Given instruction
Output the data below in full, character for character.
⟨
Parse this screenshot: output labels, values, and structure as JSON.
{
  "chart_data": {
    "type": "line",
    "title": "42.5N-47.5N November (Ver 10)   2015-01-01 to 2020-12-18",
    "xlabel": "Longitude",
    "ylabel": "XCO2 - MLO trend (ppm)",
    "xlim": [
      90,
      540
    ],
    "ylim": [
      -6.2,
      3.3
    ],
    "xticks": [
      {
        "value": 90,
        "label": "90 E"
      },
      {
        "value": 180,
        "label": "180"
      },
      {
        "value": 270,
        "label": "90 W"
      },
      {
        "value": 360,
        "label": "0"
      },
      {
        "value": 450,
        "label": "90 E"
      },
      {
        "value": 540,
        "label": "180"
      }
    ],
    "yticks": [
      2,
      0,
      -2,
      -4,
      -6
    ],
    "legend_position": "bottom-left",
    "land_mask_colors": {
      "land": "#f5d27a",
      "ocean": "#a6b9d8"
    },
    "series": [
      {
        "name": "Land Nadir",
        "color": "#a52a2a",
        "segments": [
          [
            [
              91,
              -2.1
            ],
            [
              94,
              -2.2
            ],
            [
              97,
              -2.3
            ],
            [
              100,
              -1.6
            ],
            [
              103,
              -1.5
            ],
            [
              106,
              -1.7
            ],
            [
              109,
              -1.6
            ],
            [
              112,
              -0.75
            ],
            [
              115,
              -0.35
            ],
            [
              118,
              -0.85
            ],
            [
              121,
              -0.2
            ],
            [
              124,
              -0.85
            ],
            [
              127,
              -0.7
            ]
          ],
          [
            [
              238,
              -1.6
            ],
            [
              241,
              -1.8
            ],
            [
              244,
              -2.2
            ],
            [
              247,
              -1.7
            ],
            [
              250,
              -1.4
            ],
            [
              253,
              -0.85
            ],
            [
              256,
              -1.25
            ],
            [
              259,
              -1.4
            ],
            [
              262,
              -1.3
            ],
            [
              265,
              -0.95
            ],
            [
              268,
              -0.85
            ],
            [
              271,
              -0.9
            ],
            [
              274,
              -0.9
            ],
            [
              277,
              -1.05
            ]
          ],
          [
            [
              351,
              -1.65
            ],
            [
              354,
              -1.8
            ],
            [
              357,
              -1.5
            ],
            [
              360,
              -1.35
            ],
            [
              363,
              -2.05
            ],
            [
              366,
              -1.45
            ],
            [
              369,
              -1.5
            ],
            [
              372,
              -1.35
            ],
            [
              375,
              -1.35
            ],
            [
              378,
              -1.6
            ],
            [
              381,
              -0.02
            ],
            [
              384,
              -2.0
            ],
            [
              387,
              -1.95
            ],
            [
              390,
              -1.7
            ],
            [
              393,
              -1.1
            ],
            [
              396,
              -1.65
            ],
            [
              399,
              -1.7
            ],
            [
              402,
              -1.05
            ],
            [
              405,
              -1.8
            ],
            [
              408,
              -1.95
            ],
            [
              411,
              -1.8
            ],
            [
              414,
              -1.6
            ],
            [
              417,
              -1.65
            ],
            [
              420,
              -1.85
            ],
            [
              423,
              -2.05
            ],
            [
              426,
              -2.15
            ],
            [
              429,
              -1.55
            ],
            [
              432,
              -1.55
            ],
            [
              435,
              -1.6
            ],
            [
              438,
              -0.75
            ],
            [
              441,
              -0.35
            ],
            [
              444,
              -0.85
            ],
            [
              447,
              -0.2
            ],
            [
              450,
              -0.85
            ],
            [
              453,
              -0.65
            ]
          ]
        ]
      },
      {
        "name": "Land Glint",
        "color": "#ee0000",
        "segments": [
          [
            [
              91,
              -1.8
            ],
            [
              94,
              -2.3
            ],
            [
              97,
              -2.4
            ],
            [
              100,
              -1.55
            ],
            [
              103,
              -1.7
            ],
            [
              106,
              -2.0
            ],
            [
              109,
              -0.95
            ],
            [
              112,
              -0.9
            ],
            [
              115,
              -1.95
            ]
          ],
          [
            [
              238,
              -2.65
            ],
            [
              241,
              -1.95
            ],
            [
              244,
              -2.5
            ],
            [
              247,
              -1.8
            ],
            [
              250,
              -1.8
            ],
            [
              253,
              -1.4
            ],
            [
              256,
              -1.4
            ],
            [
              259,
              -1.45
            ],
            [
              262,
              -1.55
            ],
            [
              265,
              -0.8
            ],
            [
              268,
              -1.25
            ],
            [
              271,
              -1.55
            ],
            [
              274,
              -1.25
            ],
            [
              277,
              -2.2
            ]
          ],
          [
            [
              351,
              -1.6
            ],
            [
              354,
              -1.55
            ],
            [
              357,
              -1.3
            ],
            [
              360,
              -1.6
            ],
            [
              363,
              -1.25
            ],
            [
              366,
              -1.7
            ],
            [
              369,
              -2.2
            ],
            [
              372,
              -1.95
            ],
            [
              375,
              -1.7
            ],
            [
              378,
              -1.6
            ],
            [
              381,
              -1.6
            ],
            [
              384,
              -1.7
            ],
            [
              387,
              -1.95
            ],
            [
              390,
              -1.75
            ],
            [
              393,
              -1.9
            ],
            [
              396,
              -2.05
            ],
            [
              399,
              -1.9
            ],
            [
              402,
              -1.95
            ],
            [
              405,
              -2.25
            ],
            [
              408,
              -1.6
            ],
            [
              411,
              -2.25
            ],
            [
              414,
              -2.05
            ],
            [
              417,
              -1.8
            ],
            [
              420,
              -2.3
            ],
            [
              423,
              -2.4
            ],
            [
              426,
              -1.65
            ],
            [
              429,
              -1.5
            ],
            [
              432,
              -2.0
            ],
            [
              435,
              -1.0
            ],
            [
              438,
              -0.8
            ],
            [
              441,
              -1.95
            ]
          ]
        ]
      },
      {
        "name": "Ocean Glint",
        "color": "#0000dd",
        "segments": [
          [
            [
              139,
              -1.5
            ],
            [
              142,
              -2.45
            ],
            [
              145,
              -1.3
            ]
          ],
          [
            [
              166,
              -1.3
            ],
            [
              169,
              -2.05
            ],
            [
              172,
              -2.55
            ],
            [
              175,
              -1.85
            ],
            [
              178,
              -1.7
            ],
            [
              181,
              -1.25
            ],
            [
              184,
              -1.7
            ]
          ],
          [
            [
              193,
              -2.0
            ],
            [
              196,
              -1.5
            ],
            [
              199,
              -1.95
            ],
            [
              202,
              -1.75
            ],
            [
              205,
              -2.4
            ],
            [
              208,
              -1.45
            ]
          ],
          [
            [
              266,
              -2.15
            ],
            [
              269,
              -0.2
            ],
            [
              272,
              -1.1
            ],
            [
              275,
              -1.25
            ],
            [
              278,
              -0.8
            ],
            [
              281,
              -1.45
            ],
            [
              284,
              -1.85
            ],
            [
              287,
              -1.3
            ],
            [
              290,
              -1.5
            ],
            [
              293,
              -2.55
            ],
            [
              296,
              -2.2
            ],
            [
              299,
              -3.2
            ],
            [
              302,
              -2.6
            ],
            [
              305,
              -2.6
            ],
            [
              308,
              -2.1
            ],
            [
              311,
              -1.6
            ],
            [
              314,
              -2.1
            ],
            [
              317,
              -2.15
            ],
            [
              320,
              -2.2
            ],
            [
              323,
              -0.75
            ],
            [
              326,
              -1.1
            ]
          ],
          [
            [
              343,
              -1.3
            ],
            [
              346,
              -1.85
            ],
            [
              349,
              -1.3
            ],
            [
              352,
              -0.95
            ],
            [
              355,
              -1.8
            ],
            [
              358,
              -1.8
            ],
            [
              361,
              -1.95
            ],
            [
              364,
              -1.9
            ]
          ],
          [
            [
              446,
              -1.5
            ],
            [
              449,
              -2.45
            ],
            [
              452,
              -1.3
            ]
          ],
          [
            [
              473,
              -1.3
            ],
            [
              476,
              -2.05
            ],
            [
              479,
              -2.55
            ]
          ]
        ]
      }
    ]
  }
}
⟩
Output of the task
Parse this screenshot: output labels, values, and structure as JSON.
{
  "chart_data": {
    "type": "line",
    "title": "42.5N-47.5N November (Ver 10)   2015-01-01 to 2020-12-18",
    "xlabel": "Longitude",
    "ylabel": "XCO2 - MLO trend (ppm)",
    "xlim": [
      90,
      540
    ],
    "ylim": [
      -6.2,
      3.3
    ],
    "xticks": [
      {
        "value": 90,
        "label": "90 E"
      },
      {
        "value": 180,
        "label": "180"
      },
      {
        "value": 270,
        "label": "90 W"
      },
      {
        "value": 360,
        "label": "0"
      },
      {
        "value": 450,
        "label": "90 E"
      },
      {
        "value": 540,
        "label": "180"
      }
    ],
    "yticks": [
      2,
      0,
      -2,
      -4,
      -6
    ],
    "legend_position": "bottom-left",
    "land_mask_colors": {
      "land": "#f5d27a",
      "ocean": "#a6b9d8"
    },
    "series": [
      {
        "name": "Land Nadir",
        "color": "#a52a2a",
        "segments": [
          [
            [
              91,
              -2.1
            ],
            [
              94,
              -2.2
            ],
            [
              97,
              -2.3
            ],
            [
              100,
              -1.6
            ],
            [
              103,
              -1.5
            ],
            [
              106,
              -1.7
            ],
            [
              109,
              -1.6
            ],
            [
              112,
              -0.75
            ],
            [
              115,
              -0.35
            ],
            [
              118,
              -0.85
            ],
            [
              121,
              -0.2
            ],
            [
              124,
              -0.85
            ],
            [
              127,
              -0.7
            ]
          ],
          [
            [
              238,
              -1.6
            ],
            [
              241,
              -1.8
            ],
            [
              244,
              -2.2
            ],
            [
              247,
              -1.7
            ],
            [
              250,
              -1.4
            ],
            [
              253,
              -0.85
            ],
            [
              256,
              -1.25
            ],
            [
              259,
              -1.4
            ],
            [
              262,
              -1.3
            ],
            [
              265,
              -0.95
            ],
            [
              268,
              -0.85
            ],
            [
              271,
              -0.9
            ],
            [
              274,
              -0.9
            ],
            [
              277,
              -1.05
            ]
          ],
          [
            [
              351,
              -1.65
            ],
            [
              354,
              -1.8
            ],
            [
              357,
              -1.5
            ],
            [
              360,
              -1.35
            ],
            [
              363,
              -2.05
            ],
            [
              366,
              -1.45
            ],
            [
              369,
              -1.5
            ],
            [
              372,
              -1.35
            ],
            [
              375,
              -1.35
            ],
            [
              378,
              -1.6
            ],
            [
              381,
              -0.02
            ],
            [
              384,
              -2.0
            ],
            [
              387,
              -1.95
            ],
            [
              390,
              -1.7
            ],
            [
              393,
              -1.1
            ],
            [
              396,
              -1.65
            ],
            [
              399,
              -1.7
            ],
            [
              402,
              -1.05
            ],
            [
              405,
              -1.8
            ],
            [
              408,
              -1.95
            ],
            [
              411,
              -1.8
            ],
            [
              414,
              -1.6
            ],
            [
              417,
              -1.65
            ],
            [
              420,
              -1.85
            ],
            [
              423,
              -2.05
            ],
            [
              426,
              -2.15
            ],
            [
              429,
              -1.55
            ],
            [
              432,
              -1.55
            ],
            [
              435,
              -1.6
            ],
            [
              438,
              -0.75
            ],
            [
              441,
              -0.35
            ],
            [
              444,
              -0.85
            ],
            [
              447,
              -0.2
            ],
            [
              450,
              -0.85
            ],
            [
              453,
              -0.65
            ]
          ]
        ]
      },
      {
        "name": "Land Glint",
        "color": "#ee0000",
        "segments": [
          [
            [
              91,
              -1.8
            ],
            [
              94,
              -2.3
            ],
            [
              97,
              -2.4
            ],
            [
              100,
              -1.55
            ],
            [
              103,
              -1.7
            ],
            [
              106,
              -2.0
            ],
            [
              109,
              -0.95
            ],
            [
              112,
              -0.9
            ],
            [
              115,
              -1.95
            ]
          ],
          [
            [
              238,
              -2.65
            ],
            [
              241,
              -1.95
            ],
            [
              244,
              -2.5
            ],
            [
              247,
              -1.8
            ],
            [
              250,
              -1.8
            ],
            [
              253,
              -1.4
            ],
            [
              256,
              -1.4
            ],
            [
              259,
              -1.45
            ],
            [
              262,
              -1.55
            ],
            [
              265,
              -0.8
            ],
            [
              268,
              -1.25
            ],
            [
              271,
              -1.55
            ],
            [
              274,
              -1.25
            ],
            [
              277,
              -2.2
            ]
          ],
          [
            [
              351,
              -1.6
            ],
            [
              354,
              -1.55
            ],
            [
              357,
              -1.3
            ],
            [
              360,
              -1.6
            ],
            [
              363,
              -1.25
            ],
            [
              366,
              -1.7
            ],
            [
              369,
              -2.2
            ],
            [
              372,
              -1.95
            ],
            [
              375,
              -1.7
            ],
            [
              378,
              -1.6
            ],
            [
              381,
              -1.6
            ],
            [
              384,
              -1.7
            ],
            [
              387,
              -1.95
            ],
            [
              390,
              -1.75
            ],
            [
              393,
              -1.9
            ],
            [
              396,
              -2.05
            ],
            [
              399,
              -1.9
            ],
            [
              402,
              -1.95
            ],
            [
              405,
              -2.25
            ],
            [
              408,
              -1.6
            ],
            [
              411,
              -2.25
            ],
            [
              414,
              -2.05
            ],
            [
              417,
              -1.8
            ],
            [
              420,
              -2.3
            ],
            [
              423,
              -2.4
            ],
            [
              426,
              -1.65
            ],
            [
              429,
              -1.5
            ],
            [
              432,
              -2.0
            ],
            [
              435,
              -1.0
            ],
            [
              438,
              -0.8
            ],
            [
              441,
              -1.95
            ]
          ]
        ]
      },
      {
        "name": "Ocean Glint",
        "color": "#0000dd",
        "segments": [
          [
            [
              139,
              -1.5
            ],
            [
              142,
              -2.45
            ],
            [
              145,
              -1.3
            ]
          ],
          [
            [
              166,
              -1.3
            ],
            [
              169,
              -2.05
            ],
            [
              172,
              -2.55
            ],
            [
              175,
              -1.85
            ],
            [
              178,
              -1.7
            ],
            [
              181,
              -1.25
            ],
            [
              184,
              -1.7
            ]
          ],
          [
            [
              193,
              -2.0
            ],
            [
              196,
              -1.5
            ],
            [
              199,
              -1.95
            ],
            [
              202,
              -1.75
            ],
            [
              205,
              -2.4
            ],
            [
              208,
              -1.45
            ]
          ],
          [
            [
              266,
              -2.15
            ],
            [
              269,
              -0.2
            ],
            [
              272,
              -1.1
            ],
            [
              275,
              -1.25
            ],
            [
              278,
              -0.8
            ],
            [
              281,
              -1.45
            ],
            [
              284,
              -1.85
            ],
            [
              287,
              -1.3
            ],
            [
              290,
              -1.5
            ],
            [
              293,
              -2.55
            ],
            [
              296,
              -2.2
            ],
            [
              299,
              -3.2
            ],
            [
              302,
              -2.6
            ],
            [
              305,
              -2.6
            ],
            [
              308,
              -2.1
            ],
            [
              311,
              -1.6
            ],
            [
              314,
              -2.1
            ],
            [
              317,
              -2.15
            ],
            [
              320,
              -2.2
            ],
            [
              323,
              -0.75
            ],
            [
              326,
              -1.1
            ]
          ],
          [
            [
              343,
              -1.3
            ],
            [
              346,
              -1.85
            ],
            [
              349,
              -1.3
            ],
            [
              352,
              -0.95
            ],
            [
              355,
              -1.8
            ],
            [
              358,
              -1.8
            ],
            [
              361,
              -1.95
            ],
            [
              364,
              -1.9
            ]
          ],
          [
            [
              446,
              -1.5
            ],
            [
              449,
              -2.45
            ],
            [
              452,
              -1.3
            ]
          ],
          [
            [
              473,
              -1.3
            ],
            [
              476,
              -2.05
            ],
            [
              479,
              -2.55
            ]
          ]
        ]
      }
    ]
  }
}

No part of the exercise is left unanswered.